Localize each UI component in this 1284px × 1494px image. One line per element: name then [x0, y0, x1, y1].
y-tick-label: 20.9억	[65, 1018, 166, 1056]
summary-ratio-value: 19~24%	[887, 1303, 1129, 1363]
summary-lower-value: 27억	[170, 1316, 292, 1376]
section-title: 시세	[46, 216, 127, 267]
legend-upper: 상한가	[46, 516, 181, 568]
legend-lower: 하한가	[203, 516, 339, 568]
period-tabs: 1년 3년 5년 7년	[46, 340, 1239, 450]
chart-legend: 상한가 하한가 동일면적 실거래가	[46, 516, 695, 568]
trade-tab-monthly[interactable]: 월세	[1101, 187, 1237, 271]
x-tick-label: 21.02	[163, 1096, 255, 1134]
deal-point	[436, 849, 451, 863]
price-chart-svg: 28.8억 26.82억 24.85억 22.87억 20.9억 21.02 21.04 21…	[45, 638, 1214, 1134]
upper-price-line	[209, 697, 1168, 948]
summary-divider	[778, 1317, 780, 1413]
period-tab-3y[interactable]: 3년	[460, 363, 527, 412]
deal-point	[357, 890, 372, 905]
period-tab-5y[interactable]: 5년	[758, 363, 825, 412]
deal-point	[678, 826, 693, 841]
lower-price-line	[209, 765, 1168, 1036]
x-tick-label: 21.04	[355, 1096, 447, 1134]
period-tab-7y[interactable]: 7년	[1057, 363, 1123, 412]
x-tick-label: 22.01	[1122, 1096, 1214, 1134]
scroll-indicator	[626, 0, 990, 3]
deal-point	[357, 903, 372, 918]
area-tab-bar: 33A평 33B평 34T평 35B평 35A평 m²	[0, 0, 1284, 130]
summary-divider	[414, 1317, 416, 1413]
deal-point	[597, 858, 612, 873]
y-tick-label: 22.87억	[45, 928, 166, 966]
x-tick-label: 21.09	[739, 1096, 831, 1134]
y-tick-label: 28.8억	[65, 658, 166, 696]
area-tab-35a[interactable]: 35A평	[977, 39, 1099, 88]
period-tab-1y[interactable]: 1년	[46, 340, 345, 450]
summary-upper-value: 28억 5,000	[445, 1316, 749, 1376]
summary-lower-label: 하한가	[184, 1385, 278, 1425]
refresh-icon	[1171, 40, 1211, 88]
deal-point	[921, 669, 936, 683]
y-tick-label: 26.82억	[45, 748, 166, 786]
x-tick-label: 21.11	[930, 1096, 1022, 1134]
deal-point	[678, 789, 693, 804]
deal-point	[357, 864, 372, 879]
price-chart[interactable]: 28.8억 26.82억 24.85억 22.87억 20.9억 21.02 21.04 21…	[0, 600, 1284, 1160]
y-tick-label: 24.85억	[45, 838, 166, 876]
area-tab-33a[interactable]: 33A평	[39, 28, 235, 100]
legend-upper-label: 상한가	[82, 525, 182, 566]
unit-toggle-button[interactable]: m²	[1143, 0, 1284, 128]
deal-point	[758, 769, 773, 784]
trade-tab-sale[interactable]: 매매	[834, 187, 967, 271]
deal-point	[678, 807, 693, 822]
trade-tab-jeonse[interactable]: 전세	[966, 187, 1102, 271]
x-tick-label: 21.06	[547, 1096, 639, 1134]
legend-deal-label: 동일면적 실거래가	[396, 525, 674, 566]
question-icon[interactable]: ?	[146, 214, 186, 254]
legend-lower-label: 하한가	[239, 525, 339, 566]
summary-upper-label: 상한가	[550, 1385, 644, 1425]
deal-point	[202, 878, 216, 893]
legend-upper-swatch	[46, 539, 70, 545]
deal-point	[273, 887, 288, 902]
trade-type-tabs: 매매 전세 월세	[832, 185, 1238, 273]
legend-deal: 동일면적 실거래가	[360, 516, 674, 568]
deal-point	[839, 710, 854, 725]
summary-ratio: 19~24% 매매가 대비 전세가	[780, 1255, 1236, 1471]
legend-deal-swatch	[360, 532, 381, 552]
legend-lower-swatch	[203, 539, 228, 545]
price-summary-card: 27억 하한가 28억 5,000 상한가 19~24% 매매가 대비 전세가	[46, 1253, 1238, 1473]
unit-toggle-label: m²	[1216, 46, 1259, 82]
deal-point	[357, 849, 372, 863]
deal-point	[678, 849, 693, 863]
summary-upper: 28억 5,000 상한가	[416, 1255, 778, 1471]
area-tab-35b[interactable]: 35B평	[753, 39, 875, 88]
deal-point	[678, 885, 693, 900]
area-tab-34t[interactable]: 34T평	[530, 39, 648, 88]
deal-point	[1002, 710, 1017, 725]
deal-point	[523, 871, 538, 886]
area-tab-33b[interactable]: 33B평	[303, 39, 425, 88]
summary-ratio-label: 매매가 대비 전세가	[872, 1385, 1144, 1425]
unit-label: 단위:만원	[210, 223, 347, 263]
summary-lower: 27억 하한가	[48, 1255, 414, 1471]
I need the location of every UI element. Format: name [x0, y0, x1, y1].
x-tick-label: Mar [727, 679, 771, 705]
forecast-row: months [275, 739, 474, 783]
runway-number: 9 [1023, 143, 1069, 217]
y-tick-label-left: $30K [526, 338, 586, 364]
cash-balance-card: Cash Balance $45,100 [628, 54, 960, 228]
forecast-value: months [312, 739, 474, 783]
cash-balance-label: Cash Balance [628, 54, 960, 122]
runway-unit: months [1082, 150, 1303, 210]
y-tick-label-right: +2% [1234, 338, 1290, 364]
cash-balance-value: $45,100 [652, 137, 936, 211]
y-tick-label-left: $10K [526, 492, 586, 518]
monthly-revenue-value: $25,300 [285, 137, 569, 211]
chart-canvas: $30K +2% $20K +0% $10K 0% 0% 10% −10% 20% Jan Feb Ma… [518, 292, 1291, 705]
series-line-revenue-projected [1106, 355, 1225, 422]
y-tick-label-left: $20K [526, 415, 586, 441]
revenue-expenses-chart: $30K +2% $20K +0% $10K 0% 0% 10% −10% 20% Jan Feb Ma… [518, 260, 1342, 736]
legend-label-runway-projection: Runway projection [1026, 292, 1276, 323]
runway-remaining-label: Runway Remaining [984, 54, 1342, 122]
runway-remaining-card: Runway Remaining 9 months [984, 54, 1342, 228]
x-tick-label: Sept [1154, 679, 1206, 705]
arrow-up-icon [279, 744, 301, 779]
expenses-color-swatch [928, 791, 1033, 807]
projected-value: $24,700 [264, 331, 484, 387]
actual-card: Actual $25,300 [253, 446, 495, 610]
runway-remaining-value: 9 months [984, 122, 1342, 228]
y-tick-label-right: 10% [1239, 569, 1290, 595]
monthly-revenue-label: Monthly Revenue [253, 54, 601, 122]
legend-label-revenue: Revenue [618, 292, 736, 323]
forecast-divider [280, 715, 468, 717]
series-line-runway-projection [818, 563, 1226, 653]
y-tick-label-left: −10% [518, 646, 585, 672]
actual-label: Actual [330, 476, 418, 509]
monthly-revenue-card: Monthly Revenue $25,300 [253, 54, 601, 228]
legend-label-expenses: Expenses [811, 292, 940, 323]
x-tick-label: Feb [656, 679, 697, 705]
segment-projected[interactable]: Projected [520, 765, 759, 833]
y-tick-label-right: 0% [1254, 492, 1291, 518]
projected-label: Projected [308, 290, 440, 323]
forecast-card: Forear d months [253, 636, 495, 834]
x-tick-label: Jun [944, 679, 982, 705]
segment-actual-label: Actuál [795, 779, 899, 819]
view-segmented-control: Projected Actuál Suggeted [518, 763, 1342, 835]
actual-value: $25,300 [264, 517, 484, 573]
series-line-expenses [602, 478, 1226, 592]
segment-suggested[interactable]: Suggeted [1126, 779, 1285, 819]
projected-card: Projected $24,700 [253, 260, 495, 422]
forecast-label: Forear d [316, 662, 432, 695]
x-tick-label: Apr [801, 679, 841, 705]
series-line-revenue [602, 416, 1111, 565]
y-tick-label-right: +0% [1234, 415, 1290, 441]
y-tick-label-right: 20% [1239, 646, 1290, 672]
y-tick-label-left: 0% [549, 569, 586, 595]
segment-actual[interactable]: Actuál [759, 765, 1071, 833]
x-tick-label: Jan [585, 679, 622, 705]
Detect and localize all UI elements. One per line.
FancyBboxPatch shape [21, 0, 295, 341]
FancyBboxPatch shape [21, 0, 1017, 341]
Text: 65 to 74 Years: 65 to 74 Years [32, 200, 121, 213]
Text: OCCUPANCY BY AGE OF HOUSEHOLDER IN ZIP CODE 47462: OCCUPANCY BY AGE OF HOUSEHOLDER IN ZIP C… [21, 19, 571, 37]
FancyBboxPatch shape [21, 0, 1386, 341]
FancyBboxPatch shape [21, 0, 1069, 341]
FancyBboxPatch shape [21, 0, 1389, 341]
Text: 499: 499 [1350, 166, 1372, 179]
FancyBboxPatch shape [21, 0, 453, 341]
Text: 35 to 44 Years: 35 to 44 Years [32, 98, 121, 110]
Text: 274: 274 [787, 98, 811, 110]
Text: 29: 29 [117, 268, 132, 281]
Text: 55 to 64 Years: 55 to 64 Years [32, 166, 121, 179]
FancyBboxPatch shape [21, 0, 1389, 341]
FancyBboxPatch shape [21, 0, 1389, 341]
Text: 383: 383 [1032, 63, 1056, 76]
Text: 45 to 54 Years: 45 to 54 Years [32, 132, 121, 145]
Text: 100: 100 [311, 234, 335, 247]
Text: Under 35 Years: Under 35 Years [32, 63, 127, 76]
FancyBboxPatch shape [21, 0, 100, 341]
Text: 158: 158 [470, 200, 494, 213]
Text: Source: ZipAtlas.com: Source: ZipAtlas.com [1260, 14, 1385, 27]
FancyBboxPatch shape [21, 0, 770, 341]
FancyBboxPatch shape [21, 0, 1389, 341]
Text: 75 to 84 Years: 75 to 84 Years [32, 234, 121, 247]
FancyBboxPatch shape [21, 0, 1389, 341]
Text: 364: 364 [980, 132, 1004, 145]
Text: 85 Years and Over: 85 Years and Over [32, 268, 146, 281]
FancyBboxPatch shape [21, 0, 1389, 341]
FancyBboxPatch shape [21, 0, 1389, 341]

» Exercise: Can you return, unchanged, the lines of the listing from its first line up to and including the line with "765, 1168, 1036]"?

» The completed task:
Localize each UI component in this 1284px × 1494px image. One line per element: name then [x0, y0, x1, y1].
y-tick-label: 20.9억	[65, 1018, 166, 1056]
summary-ratio-value: 19~24%	[887, 1303, 1129, 1363]
summary-lower-value: 27억	[170, 1316, 292, 1376]
section-title: 시세	[46, 216, 127, 267]
legend-upper: 상한가	[46, 516, 181, 568]
legend-lower: 하한가	[203, 516, 339, 568]
period-tabs: 1년 3년 5년 7년	[46, 340, 1239, 450]
chart-legend: 상한가 하한가 동일면적 실거래가	[46, 516, 695, 568]
trade-tab-monthly[interactable]: 월세	[1101, 187, 1237, 271]
x-tick-label: 21.02	[163, 1096, 255, 1134]
deal-point	[436, 849, 451, 863]
price-chart-svg: 28.8억 26.82억 24.85억 22.87억 20.9억 21.02 21.04 21…	[45, 638, 1214, 1134]
upper-price-line	[209, 697, 1168, 948]
summary-divider	[778, 1317, 780, 1413]
period-tab-3y[interactable]: 3년	[460, 363, 527, 412]
deal-point	[357, 890, 372, 905]
period-tab-5y[interactable]: 5년	[758, 363, 825, 412]
deal-point	[678, 826, 693, 841]
lower-price-line	[209, 765, 1168, 1036]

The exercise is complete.